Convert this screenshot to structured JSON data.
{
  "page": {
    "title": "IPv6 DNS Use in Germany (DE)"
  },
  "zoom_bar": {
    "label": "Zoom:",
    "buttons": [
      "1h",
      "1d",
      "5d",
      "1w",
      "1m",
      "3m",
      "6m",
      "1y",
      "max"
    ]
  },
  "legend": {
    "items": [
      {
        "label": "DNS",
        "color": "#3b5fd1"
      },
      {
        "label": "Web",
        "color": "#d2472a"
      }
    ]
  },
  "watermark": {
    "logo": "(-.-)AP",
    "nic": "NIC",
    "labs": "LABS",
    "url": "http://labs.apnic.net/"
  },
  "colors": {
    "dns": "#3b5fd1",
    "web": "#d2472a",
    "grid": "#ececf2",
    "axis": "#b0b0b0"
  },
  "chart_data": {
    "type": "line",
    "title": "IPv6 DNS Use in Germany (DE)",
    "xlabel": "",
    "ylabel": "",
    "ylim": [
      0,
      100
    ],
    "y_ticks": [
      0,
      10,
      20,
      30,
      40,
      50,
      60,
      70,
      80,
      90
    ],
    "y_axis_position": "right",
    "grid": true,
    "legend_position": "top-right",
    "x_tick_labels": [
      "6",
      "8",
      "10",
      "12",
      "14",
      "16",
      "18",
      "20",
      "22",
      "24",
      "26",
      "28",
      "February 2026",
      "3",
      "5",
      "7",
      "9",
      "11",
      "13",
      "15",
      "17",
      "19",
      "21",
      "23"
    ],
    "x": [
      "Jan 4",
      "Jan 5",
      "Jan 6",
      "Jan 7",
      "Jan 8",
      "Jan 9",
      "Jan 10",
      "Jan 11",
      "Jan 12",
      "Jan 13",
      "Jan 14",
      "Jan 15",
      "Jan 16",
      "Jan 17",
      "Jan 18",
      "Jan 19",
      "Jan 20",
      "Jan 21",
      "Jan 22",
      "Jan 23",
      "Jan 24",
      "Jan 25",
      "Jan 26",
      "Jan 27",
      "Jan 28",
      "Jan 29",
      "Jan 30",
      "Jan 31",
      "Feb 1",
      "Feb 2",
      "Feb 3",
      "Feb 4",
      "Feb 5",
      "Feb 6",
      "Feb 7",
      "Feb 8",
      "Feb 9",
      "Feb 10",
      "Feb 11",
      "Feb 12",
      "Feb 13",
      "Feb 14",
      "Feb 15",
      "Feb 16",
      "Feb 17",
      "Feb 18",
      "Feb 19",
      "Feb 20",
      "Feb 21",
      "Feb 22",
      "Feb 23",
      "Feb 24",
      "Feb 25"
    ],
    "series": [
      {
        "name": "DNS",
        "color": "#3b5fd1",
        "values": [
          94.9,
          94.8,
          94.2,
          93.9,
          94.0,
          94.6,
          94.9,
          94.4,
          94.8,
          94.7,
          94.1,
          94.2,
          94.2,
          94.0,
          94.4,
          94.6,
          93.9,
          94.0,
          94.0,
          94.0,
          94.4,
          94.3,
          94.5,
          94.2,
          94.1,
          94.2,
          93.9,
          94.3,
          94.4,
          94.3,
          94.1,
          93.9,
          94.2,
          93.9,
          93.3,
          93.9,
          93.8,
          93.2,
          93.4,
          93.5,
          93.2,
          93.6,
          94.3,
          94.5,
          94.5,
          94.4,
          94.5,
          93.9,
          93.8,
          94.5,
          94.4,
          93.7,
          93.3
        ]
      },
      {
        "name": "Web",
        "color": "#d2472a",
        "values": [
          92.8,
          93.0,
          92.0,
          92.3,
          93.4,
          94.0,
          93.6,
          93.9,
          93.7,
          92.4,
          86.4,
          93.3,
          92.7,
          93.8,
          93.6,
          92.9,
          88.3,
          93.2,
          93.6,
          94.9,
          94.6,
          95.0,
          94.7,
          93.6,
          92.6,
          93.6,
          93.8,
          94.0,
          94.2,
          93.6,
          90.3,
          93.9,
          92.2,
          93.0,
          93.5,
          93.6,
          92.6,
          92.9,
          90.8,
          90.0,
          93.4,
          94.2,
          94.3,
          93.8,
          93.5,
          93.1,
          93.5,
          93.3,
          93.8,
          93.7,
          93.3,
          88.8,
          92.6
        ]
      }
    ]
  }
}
+++++
*Stated task*: Extract each line from the listing above, please, and repeat it exactly.

*Written response*:
Convert this screenshot to structured JSON data.
{
  "page": {
    "title": "IPv6 DNS Use in Germany (DE)"
  },
  "zoom_bar": {
    "label": "Zoom:",
    "buttons": [
      "1h",
      "1d",
      "5d",
      "1w",
      "1m",
      "3m",
      "6m",
      "1y",
      "max"
    ]
  },
  "legend": {
    "items": [
      {
        "label": "DNS",
        "color": "#3b5fd1"
      },
      {
        "label": "Web",
        "color": "#d2472a"
      }
    ]
  },
  "watermark": {
    "logo": "(-.-)AP",
    "nic": "NIC",
    "labs": "LABS",
    "url": "http://labs.apnic.net/"
  },
  "colors": {
    "dns": "#3b5fd1",
    "web": "#d2472a",
    "grid": "#ececf2",
    "axis": "#b0b0b0"
  },
  "chart_data": {
    "type": "line",
    "title": "IPv6 DNS Use in Germany (DE)",
    "xlabel": "",
    "ylabel": "",
    "ylim": [
      0,
      100
    ],
    "y_ticks": [
      0,
      10,
      20,
      30,
      40,
      50,
      60,
      70,
      80,
      90
    ],
    "y_axis_position": "right",
    "grid": true,
    "legend_position": "top-right",
    "x_tick_labels": [
      "6",
      "8",
      "10",
      "12",
      "14",
      "16",
      "18",
      "20",
      "22",
      "24",
      "26",
      "28",
      "February 2026",
      "3",
      "5",
      "7",
      "9",
      "11",
      "13",
      "15",
      "17",
      "19",
      "21",
      "23"
    ],
    "x": [
      "Jan 4",
      "Jan 5",
      "Jan 6",
      "Jan 7",
      "Jan 8",
      "Jan 9",
      "Jan 10",
      "Jan 11",
      "Jan 12",
      "Jan 13",
      "Jan 14",
      "Jan 15",
      "Jan 16",
      "Jan 17",
      "Jan 18",
      "Jan 19",
      "Jan 20",
      "Jan 21",
      "Jan 22",
      "Jan 23",
      "Jan 24",
      "Jan 25",
      "Jan 26",
      "Jan 27",
      "Jan 28",
      "Jan 29",
      "Jan 30",
      "Jan 31",
      "Feb 1",
      "Feb 2",
      "Feb 3",
      "Feb 4",
      "Feb 5",
      "Feb 6",
      "Feb 7",
      "Feb 8",
      "Feb 9",
      "Feb 10",
      "Feb 11",
      "Feb 12",
      "Feb 13",
      "Feb 14",
      "Feb 15",
      "Feb 16",
      "Feb 17",
      "Feb 18",
      "Feb 19",
      "Feb 20",
      "Feb 21",
      "Feb 22",
      "Feb 23",
      "Feb 24",
      "Feb 25"
    ],
    "series": [
      {
        "name": "DNS",
        "color": "#3b5fd1",
        "values": [
          94.9,
          94.8,
          94.2,
          93.9,
          94.0,
          94.6,
          94.9,
          94.4,
          94.8,
          94.7,
          94.1,
          94.2,
          94.2,
          94.0,
          94.4,
          94.6,
          93.9,
          94.0,
          94.0,
          94.0,
          94.4,
          94.3,
          94.5,
          94.2,
          94.1,
          94.2,
          93.9,
          94.3,
          94.4,
          94.3,
          94.1,
          93.9,
          94.2,
          93.9,
          93.3,
          93.9,
          93.8,
          93.2,
          93.4,
          93.5,
          93.2,
          93.6,
          94.3,
          94.5,
          94.5,
          94.4,
          94.5,
          93.9,
          93.8,
          94.5,
          94.4,
          93.7,
          93.3
        ]
      },
      {
        "name": "Web",
        "color": "#d2472a",
        "values": [
          92.8,
          93.0,
          92.0,
          92.3,
          93.4,
          94.0,
          93.6,
          93.9,
          93.7,
          92.4,
          86.4,
          93.3,
          92.7,
          93.8,
          93.6,
          92.9,
          88.3,
          93.2,
          93.6,
          94.9,
          94.6,
          95.0,
          94.7,
          93.6,
          92.6,
          93.6,
          93.8,
          94.0,
          94.2,
          93.6,
          90.3,
          93.9,
          92.2,
          93.0,
          93.5,
          93.6,
          92.6,
          92.9,
          90.8,
          90.0,
          93.4,
          94.2,
          94.3,
          93.8,
          93.5,
          93.1,
          93.5,
          93.3,
          93.8,
          93.7,
          93.3,
          88.8,
          92.6
        ]
      }
    ]
  }
}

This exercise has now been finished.